Falar em filmes românticos... ou não tão românticos assim. Afinal, as paixões não se fazem só de beijos magnifícos e reconciliações... há a dor, o ridículo, o absurdo.
O amor romântico é para os fracos... mas ainda quero conhecer alguém suficientemente forte pra se safar dessa pieguice. Afinal de contas, o que há de comum entre o doutor em Astrofísica e o mané da padaria? Ambos já pensaram em cortar os pulsos no frenesi de uma jura de amor rompida ou dizer para alguma mulher: "sua desgraçada"! O que há de comum entre uma mulher superexperiente pós graduada em relacionamentos e com vida profissional de sucesso e uma ninfeta de 12 anos que bate o o pé para ir à escola? Ambas ficam eufóricas quando recebem uma mensagem de seu pretendente no celular, ou não desgrudam do maldito aparelho porque a maldita mensagem nunca vêm.
◆ ◆ ◆ ◆
*As tarefas:*
1) Traduza para o inglês esta frase do texto sobre amor romântico: "Afinal de contas, o que há de comum entre o doutor em Astrofísica e o mané da padaria?"
2) Responda com base no texto sobre amor romântico:
(a) Além de beijos e reconciliações, o que também faz parte das paixões?
(b) Qual é a idade da ninfeta mencionada?
(c) Em que área é o doutorado do doutor citado?
3) Transcreva do texto sobre amor romântico o trecho que começa com as palavras "Falar em filmes" e termina em "mensagem nunca vêm.".
Não é preciso consultar as linhas.

*Extrato de dados:*
◆ ◆ ◆ ◆
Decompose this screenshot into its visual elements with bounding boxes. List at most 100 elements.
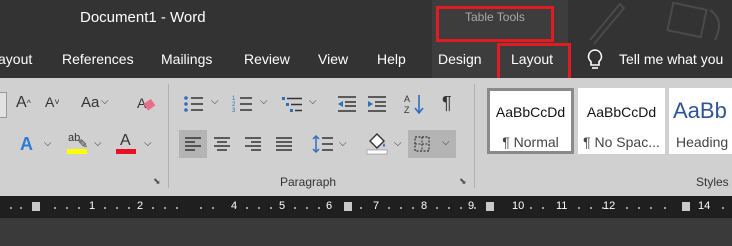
◆ ◆ ◆ ◆
*Respostas dadas:*
1) After all, what do the PhD in Astrophysics and the dope from the bakery have in common?

2)
(a) A dor, o ridículo e o absurdo.
(b) 12 anos.
(c) Astrofísica.

3)
Falar em filmes românticos... ou não tão românticos assim. Afinal, as paixões não se fazem só de beijos magnifícos e reconciliações... há a dor, o ridículo, o absurdo.
O amor romântico é para os fracos... mas ainda quero conhecer alguém suficientemente forte pra se safar dessa pieguice. Afinal de contas, o que há de comum entre o doutor em Astrofísica e o mané da padaria? Ambos já pensaram em cortar os pulsos no frenesi de uma jura de amor rompida ou dizer para alguma mulher: "sua desgraçada"! O que há de comum entre uma mulher superexperiente pós graduada em relacionamentos e com vida profissional de sucesso e uma ninfeta de 12 anos que bate o o pé para ir à escola? Ambas ficam eufóricas quando recebem uma mensagem de seu pretendente no celular, ou não desgrudam do maldito aparelho porque a maldita mensagem nunca vêm.